## What to produce
Tally up the lines where the string "text" appears; reply with the number only.

Records from a data collection
================================
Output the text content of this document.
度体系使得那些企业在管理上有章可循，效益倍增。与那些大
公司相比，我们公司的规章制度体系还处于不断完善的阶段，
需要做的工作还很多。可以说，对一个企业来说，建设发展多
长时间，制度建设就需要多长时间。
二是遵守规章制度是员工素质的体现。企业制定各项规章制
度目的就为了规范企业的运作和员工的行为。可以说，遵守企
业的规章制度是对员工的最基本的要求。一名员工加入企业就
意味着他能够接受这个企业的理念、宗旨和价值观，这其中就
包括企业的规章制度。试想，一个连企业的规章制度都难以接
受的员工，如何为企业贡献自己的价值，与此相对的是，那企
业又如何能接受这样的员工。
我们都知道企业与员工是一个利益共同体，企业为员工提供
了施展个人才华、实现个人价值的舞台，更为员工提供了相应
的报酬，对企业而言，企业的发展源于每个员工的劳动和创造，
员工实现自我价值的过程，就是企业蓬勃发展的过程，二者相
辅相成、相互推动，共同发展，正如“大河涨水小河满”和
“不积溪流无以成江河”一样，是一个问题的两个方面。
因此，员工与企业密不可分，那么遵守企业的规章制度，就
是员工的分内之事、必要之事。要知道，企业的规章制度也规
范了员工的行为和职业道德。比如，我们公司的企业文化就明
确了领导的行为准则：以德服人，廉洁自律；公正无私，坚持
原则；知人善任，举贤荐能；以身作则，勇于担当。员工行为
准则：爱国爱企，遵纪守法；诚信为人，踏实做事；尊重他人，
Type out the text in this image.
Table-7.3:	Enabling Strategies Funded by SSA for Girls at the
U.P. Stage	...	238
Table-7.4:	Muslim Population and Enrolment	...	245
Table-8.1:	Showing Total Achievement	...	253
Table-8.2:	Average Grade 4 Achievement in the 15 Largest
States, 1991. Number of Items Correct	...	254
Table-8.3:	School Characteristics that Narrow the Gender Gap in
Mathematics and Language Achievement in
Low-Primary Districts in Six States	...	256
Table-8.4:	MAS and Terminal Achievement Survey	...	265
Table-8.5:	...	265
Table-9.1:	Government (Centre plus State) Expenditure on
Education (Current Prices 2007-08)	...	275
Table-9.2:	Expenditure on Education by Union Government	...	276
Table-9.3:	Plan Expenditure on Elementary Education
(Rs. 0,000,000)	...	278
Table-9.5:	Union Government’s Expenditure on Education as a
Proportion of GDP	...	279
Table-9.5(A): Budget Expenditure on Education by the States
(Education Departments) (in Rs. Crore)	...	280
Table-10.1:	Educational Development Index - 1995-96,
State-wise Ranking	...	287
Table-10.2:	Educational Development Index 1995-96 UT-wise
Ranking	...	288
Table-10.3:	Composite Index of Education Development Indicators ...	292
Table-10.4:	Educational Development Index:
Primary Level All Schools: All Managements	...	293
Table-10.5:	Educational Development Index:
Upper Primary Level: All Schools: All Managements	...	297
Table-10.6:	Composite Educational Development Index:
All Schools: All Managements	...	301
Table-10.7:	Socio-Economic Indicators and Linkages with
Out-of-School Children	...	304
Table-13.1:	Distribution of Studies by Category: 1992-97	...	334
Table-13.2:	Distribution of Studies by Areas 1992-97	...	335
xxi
================================
## Answer to this problem
2